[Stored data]
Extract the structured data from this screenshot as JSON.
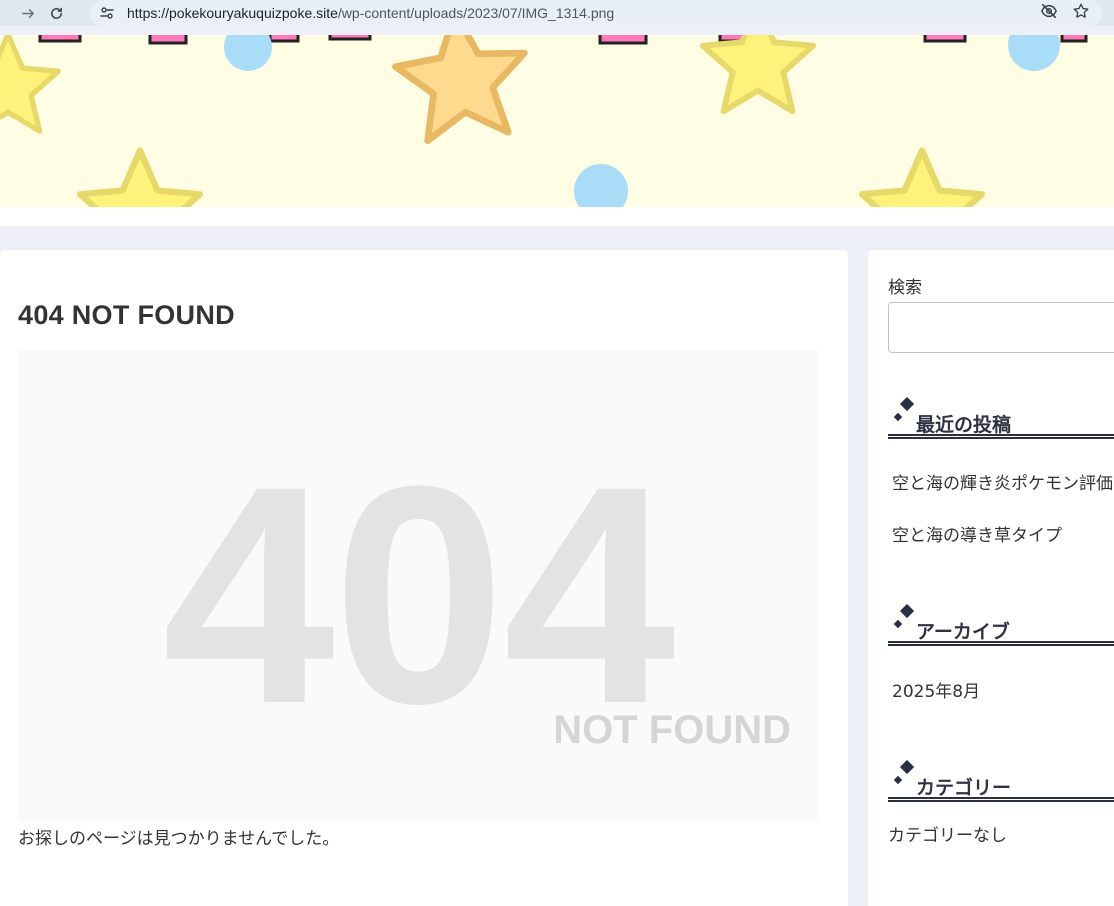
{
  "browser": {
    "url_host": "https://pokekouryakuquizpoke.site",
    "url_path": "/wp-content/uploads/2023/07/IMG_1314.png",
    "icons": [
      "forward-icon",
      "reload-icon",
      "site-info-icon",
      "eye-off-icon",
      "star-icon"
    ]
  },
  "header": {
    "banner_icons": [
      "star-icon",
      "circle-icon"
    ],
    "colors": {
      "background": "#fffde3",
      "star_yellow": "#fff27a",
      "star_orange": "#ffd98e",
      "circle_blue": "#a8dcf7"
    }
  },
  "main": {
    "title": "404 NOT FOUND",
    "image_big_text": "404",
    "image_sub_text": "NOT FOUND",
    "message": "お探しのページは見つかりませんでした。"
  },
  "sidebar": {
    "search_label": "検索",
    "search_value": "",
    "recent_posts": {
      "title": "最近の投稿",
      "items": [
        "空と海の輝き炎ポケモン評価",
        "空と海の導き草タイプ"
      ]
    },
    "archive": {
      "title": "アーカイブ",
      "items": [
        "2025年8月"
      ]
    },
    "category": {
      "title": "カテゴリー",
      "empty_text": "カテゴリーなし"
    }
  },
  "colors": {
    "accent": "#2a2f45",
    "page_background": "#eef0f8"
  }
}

### SET EXERCISE
The records above must be echoed exactly, minus their pictures.

### ANSWER TO THIS PROBLEM
Extract the structured data from this screenshot as JSON.
{
  "browser": {
    "url_host": "https://pokekouryakuquizpoke.site",
    "url_path": "/wp-content/uploads/2023/07/IMG_1314.png",
    "icons": [
      "forward-icon",
      "reload-icon",
      "site-info-icon",
      "eye-off-icon",
      "star-icon"
    ]
  },
  "header": {
    "banner_icons": [
      "star-icon",
      "circle-icon"
    ],
    "colors": {
      "background": "#fffde3",
      "star_yellow": "#fff27a",
      "star_orange": "#ffd98e",
      "circle_blue": "#a8dcf7"
    }
  },
  "main": {
    "title": "404 NOT FOUND",
    "image_big_text": "404",
    "image_sub_text": "NOT FOUND",
    "message": "お探しのページは見つかりませんでした。"
  },
  "sidebar": {
    "search_label": "検索",
    "search_value": "",
    "recent_posts": {
      "title": "最近の投稿",
      "items": [
        "空と海の輝き炎ポケモン評価",
        "空と海の導き草タイプ"
      ]
    },
    "archive": {
      "title": "アーカイブ",
      "items": [
        "2025年8月"
      ]
    },
    "category": {
      "title": "カテゴリー",
      "empty_text": "カテゴリーなし"
    }
  },
  "colors": {
    "accent": "#2a2f45",
    "page_background": "#eef0f8"
  }
}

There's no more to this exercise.